Task instructions → List all lines of the data that include the string "Orchestra".

Recorded information →
____
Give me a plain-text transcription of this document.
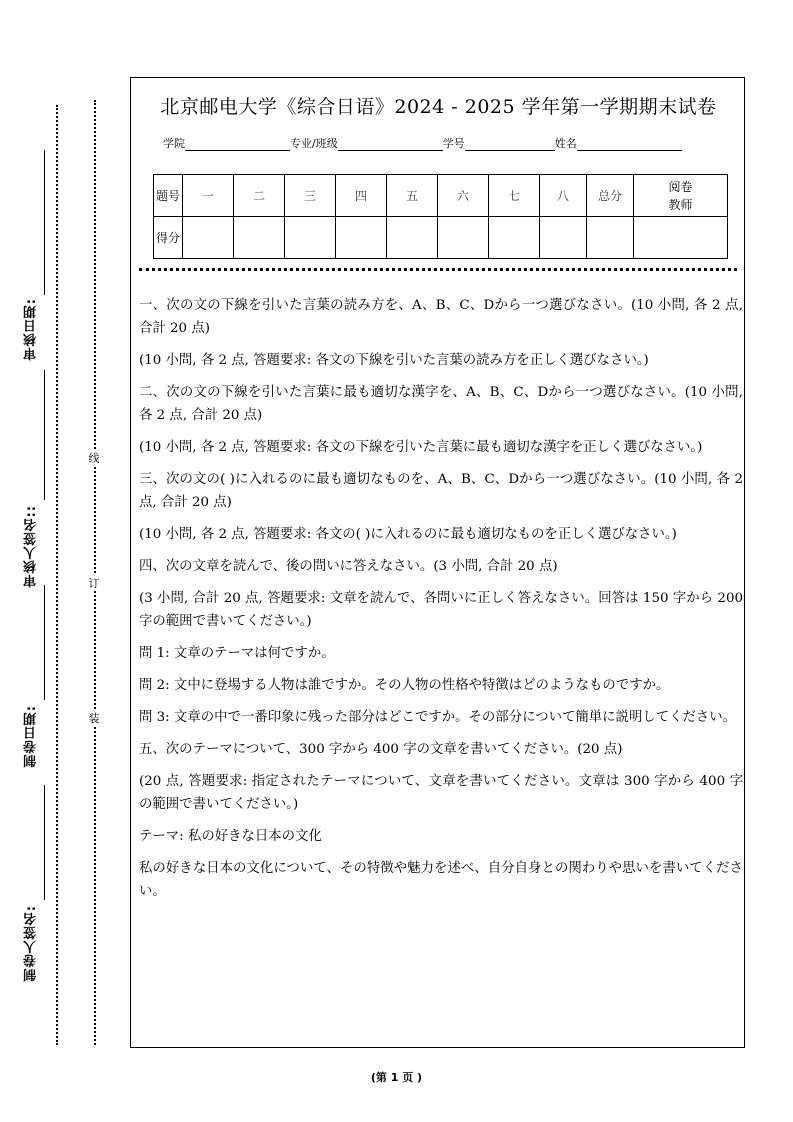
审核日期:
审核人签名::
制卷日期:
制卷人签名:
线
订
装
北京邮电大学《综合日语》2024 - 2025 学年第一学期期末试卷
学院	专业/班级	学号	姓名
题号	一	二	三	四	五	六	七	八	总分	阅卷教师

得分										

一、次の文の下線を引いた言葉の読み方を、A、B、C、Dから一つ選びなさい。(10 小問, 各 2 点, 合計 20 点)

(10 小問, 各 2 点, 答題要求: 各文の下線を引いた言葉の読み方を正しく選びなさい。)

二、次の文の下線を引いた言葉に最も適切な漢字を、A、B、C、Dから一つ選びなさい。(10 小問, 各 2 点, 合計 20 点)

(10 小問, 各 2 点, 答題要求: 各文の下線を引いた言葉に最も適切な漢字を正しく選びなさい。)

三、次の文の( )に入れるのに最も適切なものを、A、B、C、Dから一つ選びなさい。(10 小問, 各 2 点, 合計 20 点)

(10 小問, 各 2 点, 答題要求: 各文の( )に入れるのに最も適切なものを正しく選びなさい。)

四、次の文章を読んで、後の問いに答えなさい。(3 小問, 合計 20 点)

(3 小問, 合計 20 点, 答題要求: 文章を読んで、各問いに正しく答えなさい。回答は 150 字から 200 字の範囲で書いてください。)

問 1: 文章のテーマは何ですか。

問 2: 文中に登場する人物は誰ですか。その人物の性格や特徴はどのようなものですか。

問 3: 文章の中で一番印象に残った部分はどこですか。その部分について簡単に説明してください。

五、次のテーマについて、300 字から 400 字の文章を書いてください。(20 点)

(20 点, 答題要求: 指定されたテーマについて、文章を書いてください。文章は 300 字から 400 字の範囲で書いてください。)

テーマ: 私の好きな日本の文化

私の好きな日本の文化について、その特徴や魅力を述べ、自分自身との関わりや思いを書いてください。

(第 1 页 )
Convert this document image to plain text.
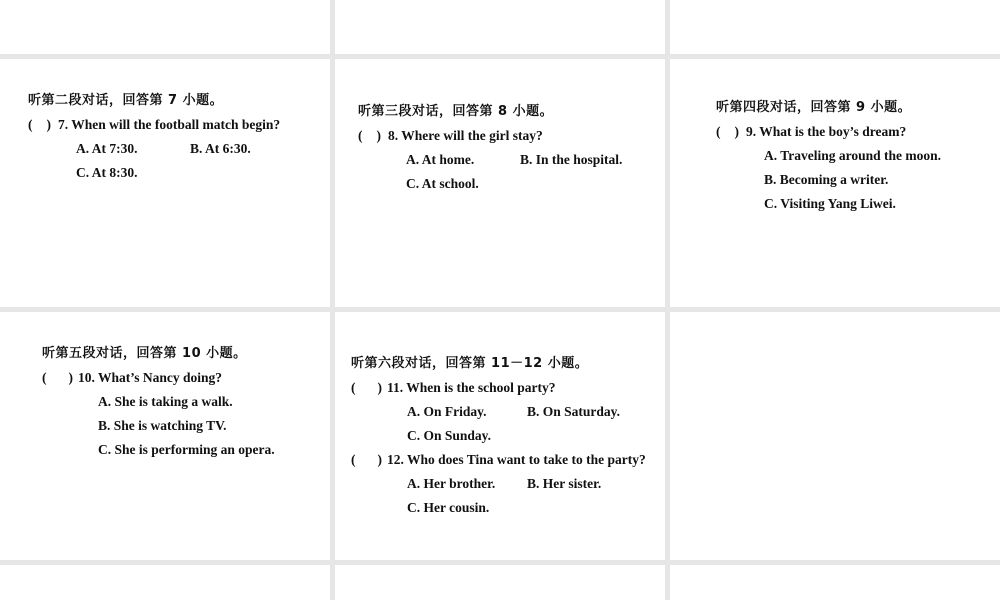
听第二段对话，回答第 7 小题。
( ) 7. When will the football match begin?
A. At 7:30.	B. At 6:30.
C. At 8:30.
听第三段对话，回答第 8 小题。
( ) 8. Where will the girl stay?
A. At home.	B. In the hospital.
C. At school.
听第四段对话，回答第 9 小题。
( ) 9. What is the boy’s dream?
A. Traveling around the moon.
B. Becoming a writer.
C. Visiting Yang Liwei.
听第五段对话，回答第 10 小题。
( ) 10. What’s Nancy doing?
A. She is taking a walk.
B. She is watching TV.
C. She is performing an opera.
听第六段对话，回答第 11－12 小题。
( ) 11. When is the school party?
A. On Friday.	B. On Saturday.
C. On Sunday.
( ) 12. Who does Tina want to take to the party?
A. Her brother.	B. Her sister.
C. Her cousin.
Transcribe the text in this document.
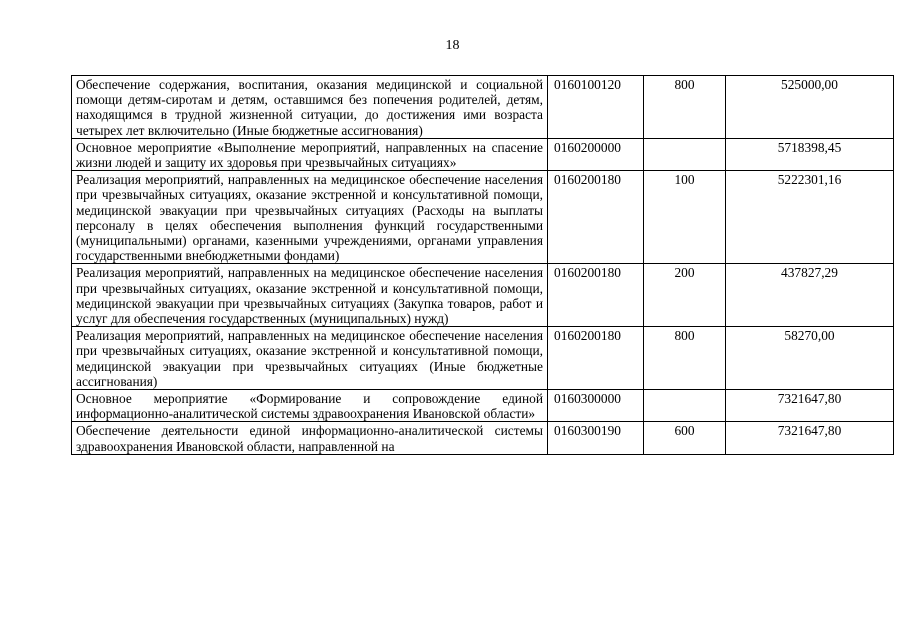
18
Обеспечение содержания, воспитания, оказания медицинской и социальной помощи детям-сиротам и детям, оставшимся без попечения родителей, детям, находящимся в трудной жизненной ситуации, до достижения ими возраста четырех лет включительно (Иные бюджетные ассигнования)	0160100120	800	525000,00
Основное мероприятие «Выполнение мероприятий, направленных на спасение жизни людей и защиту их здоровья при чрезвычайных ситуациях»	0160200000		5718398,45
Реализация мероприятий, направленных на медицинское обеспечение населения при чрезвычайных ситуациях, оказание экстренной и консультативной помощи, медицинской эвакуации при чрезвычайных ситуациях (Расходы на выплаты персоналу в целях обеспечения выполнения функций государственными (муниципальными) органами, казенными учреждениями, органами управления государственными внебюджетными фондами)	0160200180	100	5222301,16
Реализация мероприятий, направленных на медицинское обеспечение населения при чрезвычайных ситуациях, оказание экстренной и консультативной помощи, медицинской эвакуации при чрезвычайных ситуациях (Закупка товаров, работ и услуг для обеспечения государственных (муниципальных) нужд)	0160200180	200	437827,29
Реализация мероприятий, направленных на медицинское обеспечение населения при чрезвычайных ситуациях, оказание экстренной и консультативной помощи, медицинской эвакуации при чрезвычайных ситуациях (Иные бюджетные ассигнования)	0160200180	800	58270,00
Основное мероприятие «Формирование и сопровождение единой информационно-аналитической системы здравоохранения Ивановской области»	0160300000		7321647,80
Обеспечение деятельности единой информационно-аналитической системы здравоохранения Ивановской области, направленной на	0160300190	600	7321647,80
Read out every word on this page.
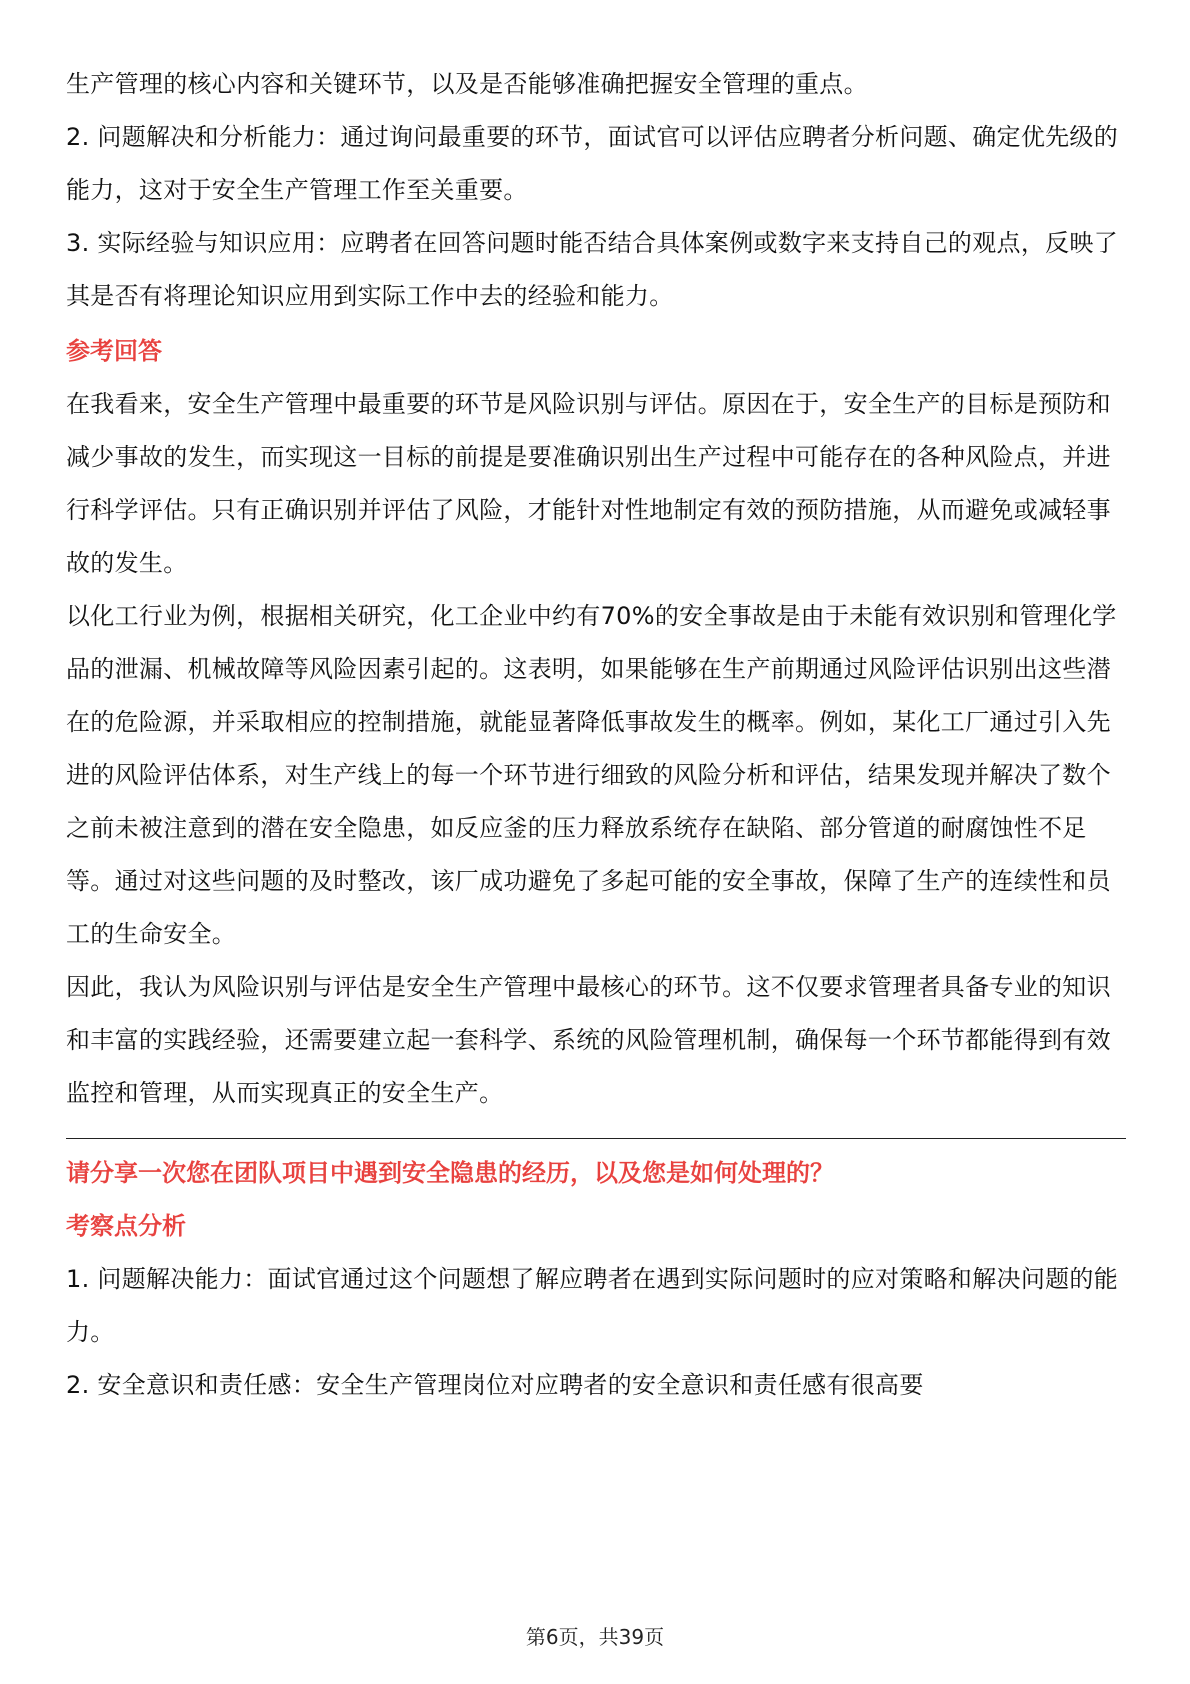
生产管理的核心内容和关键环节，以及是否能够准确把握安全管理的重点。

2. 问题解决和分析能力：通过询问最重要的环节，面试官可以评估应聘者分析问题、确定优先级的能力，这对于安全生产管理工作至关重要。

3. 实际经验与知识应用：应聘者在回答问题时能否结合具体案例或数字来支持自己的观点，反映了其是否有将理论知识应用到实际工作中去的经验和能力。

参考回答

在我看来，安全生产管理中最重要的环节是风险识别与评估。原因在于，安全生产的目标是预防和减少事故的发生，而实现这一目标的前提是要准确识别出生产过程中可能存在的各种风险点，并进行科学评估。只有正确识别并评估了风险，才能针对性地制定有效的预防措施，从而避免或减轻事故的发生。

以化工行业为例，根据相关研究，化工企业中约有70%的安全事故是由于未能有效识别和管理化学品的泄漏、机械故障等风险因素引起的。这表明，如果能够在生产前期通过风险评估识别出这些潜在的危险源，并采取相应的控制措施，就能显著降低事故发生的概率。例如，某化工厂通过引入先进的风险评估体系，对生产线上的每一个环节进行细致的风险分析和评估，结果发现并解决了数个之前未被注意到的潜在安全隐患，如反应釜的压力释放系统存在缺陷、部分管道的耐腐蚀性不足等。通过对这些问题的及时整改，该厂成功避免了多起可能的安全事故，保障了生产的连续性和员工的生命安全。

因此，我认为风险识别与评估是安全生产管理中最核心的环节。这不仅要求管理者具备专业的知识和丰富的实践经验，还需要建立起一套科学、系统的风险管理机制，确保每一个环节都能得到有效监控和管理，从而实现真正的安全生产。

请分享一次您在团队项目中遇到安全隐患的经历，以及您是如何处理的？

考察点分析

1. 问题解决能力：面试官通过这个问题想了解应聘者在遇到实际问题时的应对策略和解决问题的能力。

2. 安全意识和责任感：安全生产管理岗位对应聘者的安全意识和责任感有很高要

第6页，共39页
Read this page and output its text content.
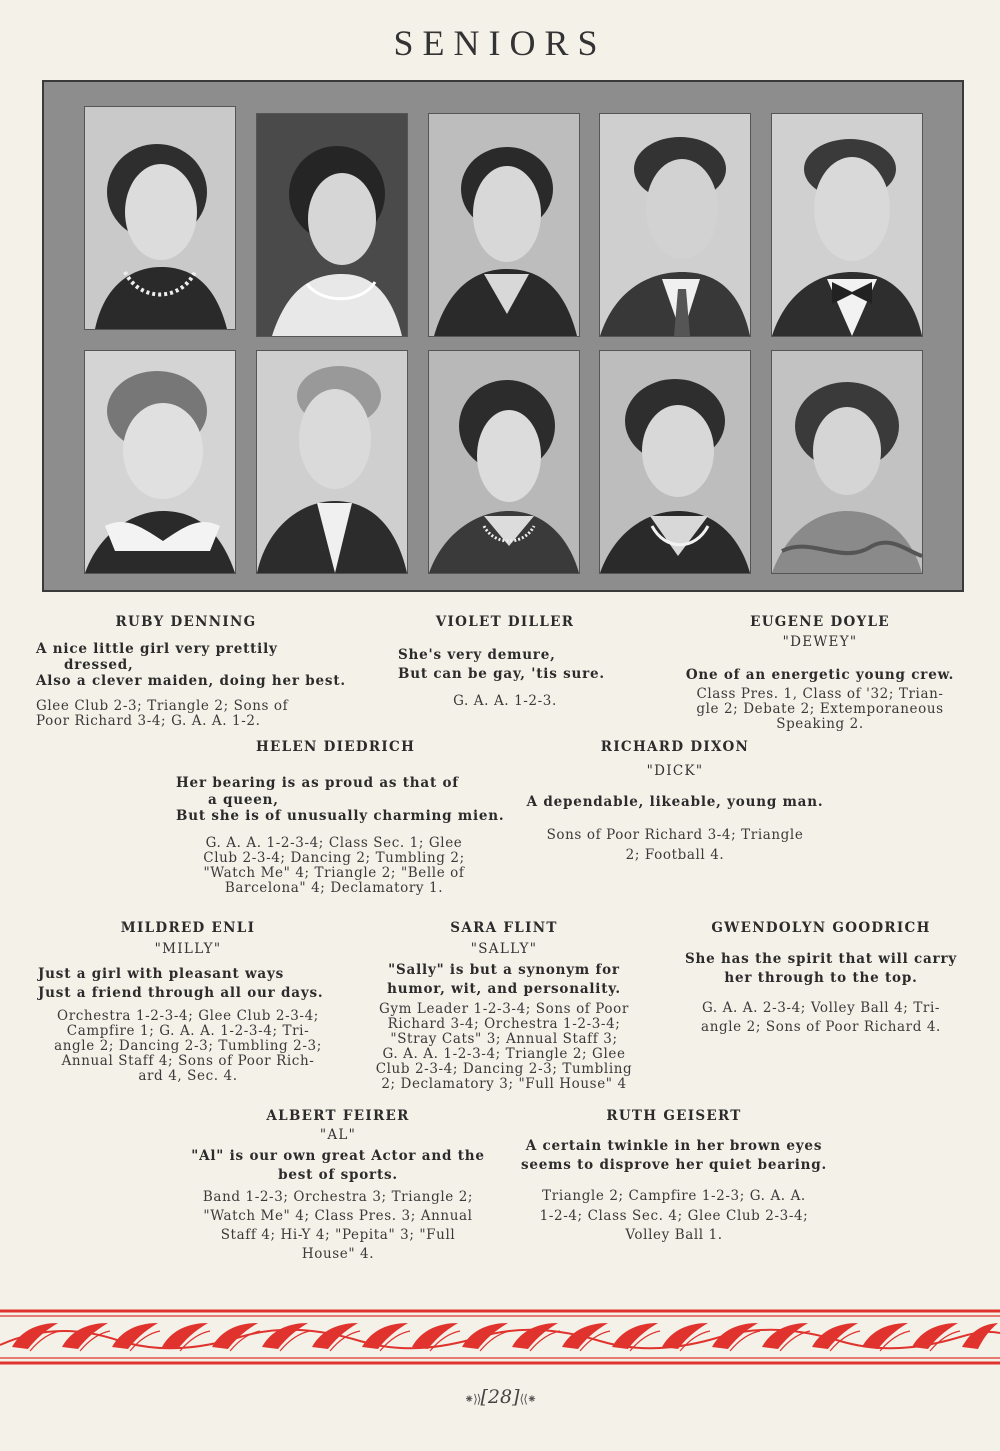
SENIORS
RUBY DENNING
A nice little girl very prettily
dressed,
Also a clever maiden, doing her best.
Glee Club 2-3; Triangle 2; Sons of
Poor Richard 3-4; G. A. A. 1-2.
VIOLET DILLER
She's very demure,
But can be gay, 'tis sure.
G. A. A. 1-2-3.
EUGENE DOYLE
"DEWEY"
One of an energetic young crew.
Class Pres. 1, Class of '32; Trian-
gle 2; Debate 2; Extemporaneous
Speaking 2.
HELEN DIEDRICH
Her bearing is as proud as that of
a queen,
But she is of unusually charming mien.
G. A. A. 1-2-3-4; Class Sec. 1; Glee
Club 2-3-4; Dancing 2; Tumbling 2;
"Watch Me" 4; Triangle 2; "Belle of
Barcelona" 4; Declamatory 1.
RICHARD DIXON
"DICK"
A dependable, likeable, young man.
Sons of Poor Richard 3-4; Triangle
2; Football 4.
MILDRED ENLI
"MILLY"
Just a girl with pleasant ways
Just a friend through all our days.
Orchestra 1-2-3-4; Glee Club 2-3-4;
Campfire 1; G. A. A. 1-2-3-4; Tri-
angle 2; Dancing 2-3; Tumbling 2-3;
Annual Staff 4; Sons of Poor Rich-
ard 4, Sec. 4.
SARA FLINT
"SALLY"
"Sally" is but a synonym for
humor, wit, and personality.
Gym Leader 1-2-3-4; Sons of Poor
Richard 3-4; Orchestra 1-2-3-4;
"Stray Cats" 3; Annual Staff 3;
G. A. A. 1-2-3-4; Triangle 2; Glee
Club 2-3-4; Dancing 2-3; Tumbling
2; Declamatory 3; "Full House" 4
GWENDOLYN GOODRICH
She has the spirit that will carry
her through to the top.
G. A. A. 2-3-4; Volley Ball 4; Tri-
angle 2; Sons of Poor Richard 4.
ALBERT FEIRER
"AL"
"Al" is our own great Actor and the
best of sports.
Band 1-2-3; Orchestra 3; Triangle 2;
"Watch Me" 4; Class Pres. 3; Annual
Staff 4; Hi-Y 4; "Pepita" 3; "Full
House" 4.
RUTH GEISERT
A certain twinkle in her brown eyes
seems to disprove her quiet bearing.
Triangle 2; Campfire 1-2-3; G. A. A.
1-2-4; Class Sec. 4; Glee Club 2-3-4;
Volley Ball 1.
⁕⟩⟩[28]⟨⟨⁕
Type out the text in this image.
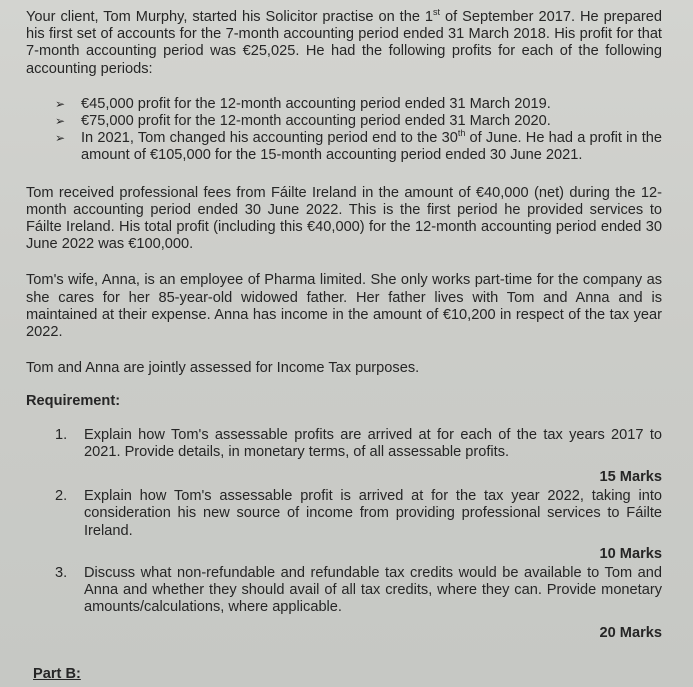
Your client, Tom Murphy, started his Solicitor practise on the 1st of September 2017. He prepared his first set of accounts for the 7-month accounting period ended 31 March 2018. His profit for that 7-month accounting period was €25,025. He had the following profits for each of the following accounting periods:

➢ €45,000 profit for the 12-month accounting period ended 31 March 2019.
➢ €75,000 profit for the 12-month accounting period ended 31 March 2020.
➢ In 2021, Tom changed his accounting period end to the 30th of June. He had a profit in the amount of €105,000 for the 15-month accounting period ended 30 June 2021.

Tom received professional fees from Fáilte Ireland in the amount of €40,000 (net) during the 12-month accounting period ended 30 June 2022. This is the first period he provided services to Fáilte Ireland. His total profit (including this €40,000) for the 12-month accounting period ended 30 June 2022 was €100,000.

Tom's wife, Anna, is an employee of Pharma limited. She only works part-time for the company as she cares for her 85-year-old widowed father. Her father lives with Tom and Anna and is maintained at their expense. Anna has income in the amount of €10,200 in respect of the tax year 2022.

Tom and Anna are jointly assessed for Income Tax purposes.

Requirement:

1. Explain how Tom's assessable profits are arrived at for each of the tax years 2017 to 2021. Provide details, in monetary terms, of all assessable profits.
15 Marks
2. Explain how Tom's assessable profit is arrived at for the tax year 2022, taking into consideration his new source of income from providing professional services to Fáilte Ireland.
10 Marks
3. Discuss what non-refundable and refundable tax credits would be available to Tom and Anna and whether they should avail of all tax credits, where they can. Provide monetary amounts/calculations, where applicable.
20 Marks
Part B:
____
Output of the task →
Orchestra 1-2-3-4; Glee Club 2-3-4;
Richard 3-4; Orchestra 1-2-3-4;
Band 1-2-3; Orchestra 3; Triangle 2;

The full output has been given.